Selected passage:
"""

HOR is new black metal outfit from Greece, which – based on the increasing number of newer Greek bands making headways overseas – is quickly reasserting itself as a black metal hotspot. ‘Exitium’ is their debut LP released in 2019. A streamlined and direct battering of four songs that stretch to just over half an hour, this album does not bother with preamble or elongated interludes. Taking the framework laid down by ‘De Mysteriis Dom Sathanas’ and stripping it back even further, HOR extend the narrative progression of this album into one that – despite the lightning fast tempos – slowly and gradually unfolds through minimal yet well thought out riffs.
Vocals are a distant howl, sometimes descending into spoken word, which again reminds one of Mayhem around the time of ‘Esoteric Warfare’, or maybe a Zyklon-B. There is a sense of finitude to the way the chord progressions are constructed. This is only augmented by the intensely melodramatic vocals, and the blasé nature of the deadpan spoken word narration. Aside from the vocals, the guitar tone, drum mixing, and execution are pretty much industry standard for black metal. But HOR don’t need to resort to anything too flash to embellish their music.
Given the short runtime and minimalist nature of HOR’s approach it is surprising just how much music is packed into ‘Exitium’. This album is sparse, clean, open, the opposite to a chaotic riff-fest hellbent on suffocating the listener. The soaring, in listening to the stripped back riffs held up by understated yet purposeful drums I feel like a weight is being lifted from my lungs. Despite all this however, it’s worth noting how much music is packed into this release. Herein lies one of the many curiosities to this album. On an emotional level this is a sparse, open album. Yet when one observes how HOR have gone about achieving this, with all the themes that they unpack in such a short space of time, one cannot help but conclude that the album is deceptively dense. There is no wasted space and no laboured breakdowns or extended passages of wind samples that grow tiresome on second or third listen.

"""

Items listed in a dataset:
"""

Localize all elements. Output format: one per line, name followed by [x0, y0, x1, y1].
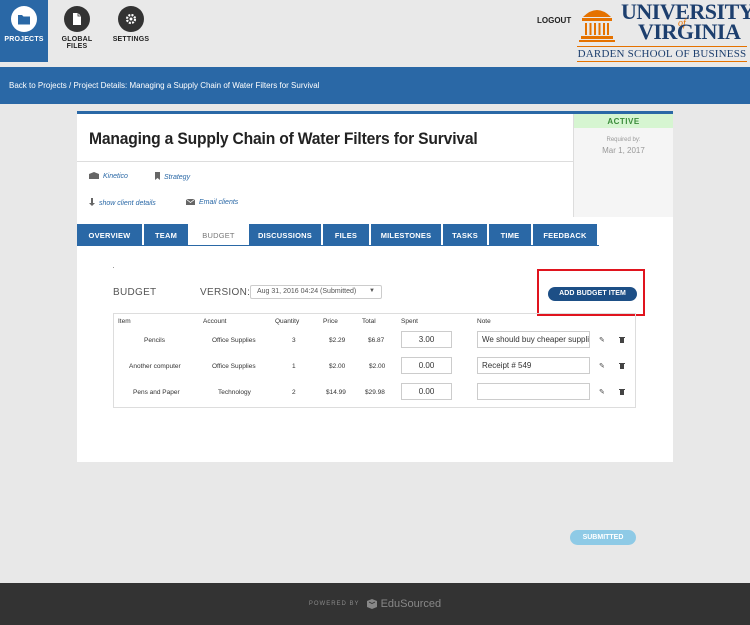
- col-header-account: Account: [203, 318, 227, 325]
- top-header: PROJECTS GLOBAL FILES SETTINGS LOGOUT UN…: [0, 0, 750, 67]
- col-header-note: Note: [477, 318, 491, 325]
- cell-quantity: 3: [292, 337, 296, 344]
- nav-projects-label: PROJECTS: [4, 36, 44, 43]
- spent-input[interactable]: 3.00: [401, 331, 452, 348]
- logout-link[interactable]: LOGOUT: [537, 16, 571, 25]
- project-header: Managing a Supply Chain of Water Filters…: [77, 114, 573, 217]
- cell-item: Another computer: [129, 363, 181, 370]
- envelope-icon: [185, 198, 196, 207]
- trash-icon[interactable]: [619, 336, 625, 345]
- edit-icon[interactable]: ✎: [599, 362, 605, 370]
- project-card: Managing a Supply Chain of Water Filters…: [77, 111, 673, 545]
- version-label: VERSION:: [200, 287, 251, 298]
- tab-team[interactable]: TEAM: [144, 224, 188, 246]
- page-title: Managing a Supply Chain of Water Filters…: [89, 129, 478, 148]
- trash-icon[interactable]: [619, 388, 625, 397]
- note-input[interactable]: [477, 383, 590, 400]
- caret-down-icon: ▼: [369, 288, 375, 294]
- edusourced-icon: [366, 599, 377, 609]
- category-link[interactable]: Strategy: [155, 172, 190, 182]
- tab-milestones[interactable]: MILESTONES: [371, 224, 441, 246]
- version-select-value: Aug 31, 2016 04:24 (Submitted): [257, 288, 357, 295]
- tab-feedback[interactable]: FEEDBACK: [533, 224, 597, 246]
- cell-item: Pens and Paper: [133, 389, 180, 396]
- budget-table: Item Account Quantity Price Total Spent …: [113, 313, 636, 408]
- cell-total: $6.87: [368, 337, 385, 344]
- category-name: Strategy: [164, 173, 191, 181]
- nav-settings-label: SETTINGS: [112, 36, 150, 43]
- edit-icon[interactable]: ✎: [599, 388, 605, 396]
- arrow-down-icon: [89, 198, 95, 208]
- email-clients-label: Email clients: [199, 199, 239, 206]
- dot: [113, 267, 114, 268]
- nav-global-files-label: GLOBAL FILES: [61, 36, 93, 50]
- footer: POWERED BY EduSourced: [0, 583, 750, 625]
- col-header-quantity: Quantity: [275, 318, 300, 325]
- version-select[interactable]: Aug 31, 2016 04:24 (Submitted) ▼: [250, 285, 382, 299]
- project-tabs: OVERVIEW TEAM BUDGET DISCUSSIONS FILES M…: [77, 224, 673, 246]
- tab-files[interactable]: FILES: [323, 224, 369, 246]
- tab-time[interactable]: TIME: [489, 224, 531, 246]
- col-header-price: Price: [323, 318, 338, 325]
- nav-projects[interactable]: PROJECTS: [0, 0, 48, 62]
- cell-item: Pencils: [144, 337, 165, 344]
- rotunda-icon: [579, 10, 615, 42]
- gear-icon: [118, 6, 144, 32]
- col-header-item: Item: [118, 318, 131, 325]
- cell-account: Office Supplies: [212, 363, 256, 370]
- highlight-box: [537, 269, 645, 316]
- tab-budget[interactable]: BUDGET: [190, 224, 247, 246]
- required-by-date: Mar 1, 2017: [602, 146, 645, 155]
- nav-settings[interactable]: SETTINGS: [108, 0, 154, 62]
- budget-heading: BUDGET: [113, 287, 157, 298]
- company-name: Kinetico: [103, 173, 128, 180]
- cell-price: $2.29: [329, 337, 346, 344]
- email-clients-link[interactable]: Email clients: [185, 198, 239, 207]
- bookmark-icon: [155, 172, 160, 182]
- tab-tasks[interactable]: TASKS: [443, 224, 487, 246]
- file-icon: [64, 6, 90, 32]
- show-client-details-label: show client details: [99, 199, 156, 207]
- cell-quantity: 2: [292, 389, 296, 396]
- submitted-button[interactable]: SUBMITTED: [570, 530, 636, 545]
- cell-total: $29.98: [365, 389, 385, 396]
- cell-total: $2.00: [369, 363, 386, 370]
- required-by-label: Required by:: [606, 137, 641, 143]
- status-panel: ACTIVE Required by: Mar 1, 2017: [573, 114, 673, 217]
- edusourced-logo: EduSourced: [366, 598, 442, 610]
- building-icon: [89, 172, 99, 181]
- cell-price: $2.00: [329, 363, 346, 370]
- uva-darden-logo: UNIVERSITY of VIRGINIA DARDEN SCHOOL OF …: [574, 0, 750, 67]
- cell-account: Office Supplies: [212, 337, 256, 344]
- nav-global-files[interactable]: GLOBAL FILES: [52, 0, 102, 62]
- note-input[interactable]: We should buy cheaper suppli: [477, 331, 590, 348]
- spent-input[interactable]: 0.00: [401, 383, 452, 400]
- edit-icon[interactable]: ✎: [599, 336, 605, 344]
- tab-overview[interactable]: OVERVIEW: [77, 224, 142, 246]
- col-header-total: Total: [362, 318, 376, 325]
- logo-virginia: VIRGINIA: [638, 19, 741, 44]
- col-header-spent: Spent: [401, 318, 418, 325]
- divider: [77, 161, 573, 162]
- show-client-details-link[interactable]: show client details: [89, 198, 156, 208]
- status-badge: ACTIVE: [574, 114, 673, 128]
- budget-panel: BUDGET VERSION: Aug 31, 2016 04:24 (Subm…: [77, 246, 673, 545]
- folder-icon: [11, 6, 37, 32]
- note-input[interactable]: Receipt # 549: [477, 357, 590, 374]
- spent-input[interactable]: 0.00: [401, 357, 452, 374]
- trash-icon[interactable]: [619, 362, 625, 371]
- powered-by-label: POWERED BY: [308, 601, 360, 607]
- tab-discussions[interactable]: DISCUSSIONS: [249, 224, 321, 246]
- logo-darden: DARDEN SCHOOL OF BUSINESS: [577, 46, 747, 62]
- edusourced-brand: EduSourced: [380, 598, 442, 610]
- breadcrumb[interactable]: Back to Projects / Project Details: Mana…: [0, 67, 750, 104]
- company-link[interactable]: Kinetico: [89, 172, 128, 181]
- cell-account: Technology: [218, 389, 251, 396]
- cell-price: $14.99: [326, 389, 346, 396]
- cell-quantity: 1: [292, 363, 296, 370]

"""

Stated task 1: How many songs does the album review say are on 'Exitium'?
Stated task 2: Reproduce the part of the album review that opens with the words containing "HOR is new black" and closes with "thought out riffs.".

Final answer 1: Four songs.

Final answer 2:
HOR is new black metal outfit from Greece, which – based on the increasing number of newer Greek bands making headways overseas – is quickly reasserting itself as a black metal hotspot. ‘Exitium’ is their debut LP released in 2019. A streamlined and direct battering of four songs that stretch to just over half an hour, this album does not bother with preamble or elongated interludes. Taking the framework laid down by ‘De Mysteriis Dom Sathanas’ and stripping it back even further, HOR extend the narrative progression of this album into one that – despite the lightning fast tempos – slowly and gradually unfolds through minimal yet well thought out riffs.